-- START OF Dataset records --

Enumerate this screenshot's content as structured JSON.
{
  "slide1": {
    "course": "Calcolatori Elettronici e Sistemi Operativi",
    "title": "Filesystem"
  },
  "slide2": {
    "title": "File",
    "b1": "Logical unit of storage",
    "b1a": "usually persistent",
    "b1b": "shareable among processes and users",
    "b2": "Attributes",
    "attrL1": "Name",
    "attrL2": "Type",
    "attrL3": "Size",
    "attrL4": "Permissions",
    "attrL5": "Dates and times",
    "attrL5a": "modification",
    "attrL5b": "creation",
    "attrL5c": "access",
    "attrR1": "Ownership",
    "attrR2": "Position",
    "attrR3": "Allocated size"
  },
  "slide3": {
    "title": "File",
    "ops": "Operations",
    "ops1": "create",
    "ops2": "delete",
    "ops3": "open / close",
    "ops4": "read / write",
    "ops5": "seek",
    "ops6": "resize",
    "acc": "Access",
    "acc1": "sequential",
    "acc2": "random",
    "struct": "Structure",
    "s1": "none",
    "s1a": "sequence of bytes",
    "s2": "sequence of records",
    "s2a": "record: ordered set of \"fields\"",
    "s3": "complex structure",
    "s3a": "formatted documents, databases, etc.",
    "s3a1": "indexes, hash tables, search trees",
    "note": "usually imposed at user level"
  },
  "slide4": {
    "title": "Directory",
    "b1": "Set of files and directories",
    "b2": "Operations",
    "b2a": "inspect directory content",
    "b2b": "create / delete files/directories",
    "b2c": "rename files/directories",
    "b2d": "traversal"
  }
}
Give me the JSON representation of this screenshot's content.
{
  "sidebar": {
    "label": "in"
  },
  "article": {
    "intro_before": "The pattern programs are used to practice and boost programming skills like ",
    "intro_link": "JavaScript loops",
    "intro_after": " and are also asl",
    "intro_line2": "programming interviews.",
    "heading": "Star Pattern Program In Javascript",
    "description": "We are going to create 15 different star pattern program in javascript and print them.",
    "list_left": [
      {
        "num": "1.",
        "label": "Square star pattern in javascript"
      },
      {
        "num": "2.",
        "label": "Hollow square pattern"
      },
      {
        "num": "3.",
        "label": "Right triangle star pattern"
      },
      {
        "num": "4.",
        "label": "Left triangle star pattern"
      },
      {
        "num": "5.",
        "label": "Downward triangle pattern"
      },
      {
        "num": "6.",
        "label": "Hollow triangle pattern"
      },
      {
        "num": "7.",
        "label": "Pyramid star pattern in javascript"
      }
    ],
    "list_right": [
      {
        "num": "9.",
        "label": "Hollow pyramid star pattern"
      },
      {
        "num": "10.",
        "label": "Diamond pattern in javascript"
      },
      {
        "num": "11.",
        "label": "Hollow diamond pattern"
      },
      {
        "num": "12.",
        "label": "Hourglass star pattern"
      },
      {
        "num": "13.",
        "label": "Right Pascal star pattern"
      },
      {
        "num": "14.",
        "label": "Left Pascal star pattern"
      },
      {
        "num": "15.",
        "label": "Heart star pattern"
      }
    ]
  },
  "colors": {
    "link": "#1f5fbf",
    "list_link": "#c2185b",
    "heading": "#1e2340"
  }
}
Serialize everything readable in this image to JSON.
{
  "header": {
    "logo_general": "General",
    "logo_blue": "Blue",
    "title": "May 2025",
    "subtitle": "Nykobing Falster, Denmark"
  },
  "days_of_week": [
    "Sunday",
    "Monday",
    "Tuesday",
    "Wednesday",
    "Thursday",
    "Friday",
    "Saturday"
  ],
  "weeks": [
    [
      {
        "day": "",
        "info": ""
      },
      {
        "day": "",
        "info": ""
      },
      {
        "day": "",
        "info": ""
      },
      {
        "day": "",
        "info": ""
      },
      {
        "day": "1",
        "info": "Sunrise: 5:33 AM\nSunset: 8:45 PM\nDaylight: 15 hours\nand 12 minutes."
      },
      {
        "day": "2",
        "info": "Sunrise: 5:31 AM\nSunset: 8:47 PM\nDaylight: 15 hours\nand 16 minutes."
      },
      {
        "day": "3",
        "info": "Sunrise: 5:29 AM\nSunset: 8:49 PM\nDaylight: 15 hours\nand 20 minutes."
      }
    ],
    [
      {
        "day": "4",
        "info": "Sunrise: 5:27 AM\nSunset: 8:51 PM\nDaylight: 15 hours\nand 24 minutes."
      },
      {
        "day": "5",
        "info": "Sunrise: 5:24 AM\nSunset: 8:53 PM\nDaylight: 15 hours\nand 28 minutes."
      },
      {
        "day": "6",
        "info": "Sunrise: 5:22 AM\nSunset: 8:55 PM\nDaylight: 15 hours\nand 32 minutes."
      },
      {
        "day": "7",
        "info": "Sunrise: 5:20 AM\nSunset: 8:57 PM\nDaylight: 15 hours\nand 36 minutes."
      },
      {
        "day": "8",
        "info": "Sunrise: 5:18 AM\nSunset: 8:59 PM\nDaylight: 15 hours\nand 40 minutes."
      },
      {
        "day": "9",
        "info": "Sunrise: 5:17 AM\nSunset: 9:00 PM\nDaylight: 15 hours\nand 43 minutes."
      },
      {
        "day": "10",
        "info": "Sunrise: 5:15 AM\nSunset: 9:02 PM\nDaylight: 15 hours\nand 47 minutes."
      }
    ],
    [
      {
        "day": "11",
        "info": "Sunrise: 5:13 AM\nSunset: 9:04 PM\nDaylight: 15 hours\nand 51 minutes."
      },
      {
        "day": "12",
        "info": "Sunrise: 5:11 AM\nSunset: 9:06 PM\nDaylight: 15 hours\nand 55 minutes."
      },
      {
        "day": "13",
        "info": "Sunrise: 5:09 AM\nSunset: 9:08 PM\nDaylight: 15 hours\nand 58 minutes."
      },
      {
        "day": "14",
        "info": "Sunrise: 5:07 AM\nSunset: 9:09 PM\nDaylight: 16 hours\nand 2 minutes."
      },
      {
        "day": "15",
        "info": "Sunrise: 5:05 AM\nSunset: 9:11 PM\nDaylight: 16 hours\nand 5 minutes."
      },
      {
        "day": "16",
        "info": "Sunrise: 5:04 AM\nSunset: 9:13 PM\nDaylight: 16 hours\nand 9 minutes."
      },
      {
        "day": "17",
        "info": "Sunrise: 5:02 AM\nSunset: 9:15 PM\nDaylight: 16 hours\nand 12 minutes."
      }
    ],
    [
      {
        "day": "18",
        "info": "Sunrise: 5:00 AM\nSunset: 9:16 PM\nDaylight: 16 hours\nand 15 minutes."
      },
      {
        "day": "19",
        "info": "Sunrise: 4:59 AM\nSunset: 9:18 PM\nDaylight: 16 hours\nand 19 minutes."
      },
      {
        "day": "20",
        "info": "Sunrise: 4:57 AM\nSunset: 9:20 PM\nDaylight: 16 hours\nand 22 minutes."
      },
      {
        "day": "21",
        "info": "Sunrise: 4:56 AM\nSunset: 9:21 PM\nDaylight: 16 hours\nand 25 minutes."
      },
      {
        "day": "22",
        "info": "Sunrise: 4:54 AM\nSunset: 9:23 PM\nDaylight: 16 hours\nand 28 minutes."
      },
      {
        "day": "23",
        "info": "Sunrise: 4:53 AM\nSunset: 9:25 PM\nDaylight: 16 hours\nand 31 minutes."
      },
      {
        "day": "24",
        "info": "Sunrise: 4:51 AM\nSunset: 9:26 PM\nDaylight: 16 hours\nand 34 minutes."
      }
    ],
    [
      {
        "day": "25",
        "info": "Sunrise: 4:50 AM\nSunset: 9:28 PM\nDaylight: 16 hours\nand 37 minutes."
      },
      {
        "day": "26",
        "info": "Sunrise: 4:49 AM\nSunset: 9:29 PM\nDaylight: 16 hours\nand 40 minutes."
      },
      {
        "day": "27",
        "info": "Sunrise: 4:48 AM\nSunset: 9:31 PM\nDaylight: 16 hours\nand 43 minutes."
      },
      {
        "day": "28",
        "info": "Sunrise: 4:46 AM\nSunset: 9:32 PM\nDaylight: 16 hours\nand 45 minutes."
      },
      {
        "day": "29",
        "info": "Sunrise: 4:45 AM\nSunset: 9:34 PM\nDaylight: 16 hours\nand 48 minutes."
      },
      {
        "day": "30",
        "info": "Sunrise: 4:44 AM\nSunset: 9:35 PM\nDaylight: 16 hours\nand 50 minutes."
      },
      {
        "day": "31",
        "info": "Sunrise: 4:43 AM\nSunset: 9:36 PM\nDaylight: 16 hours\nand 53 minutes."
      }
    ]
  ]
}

-- END OF Dataset records --

What is expected>
Using the records above, gather all lines where the string "heading" is present.

Task output>
    "heading": "Star Pattern Program In Javascript",
    "heading": "#1e2340"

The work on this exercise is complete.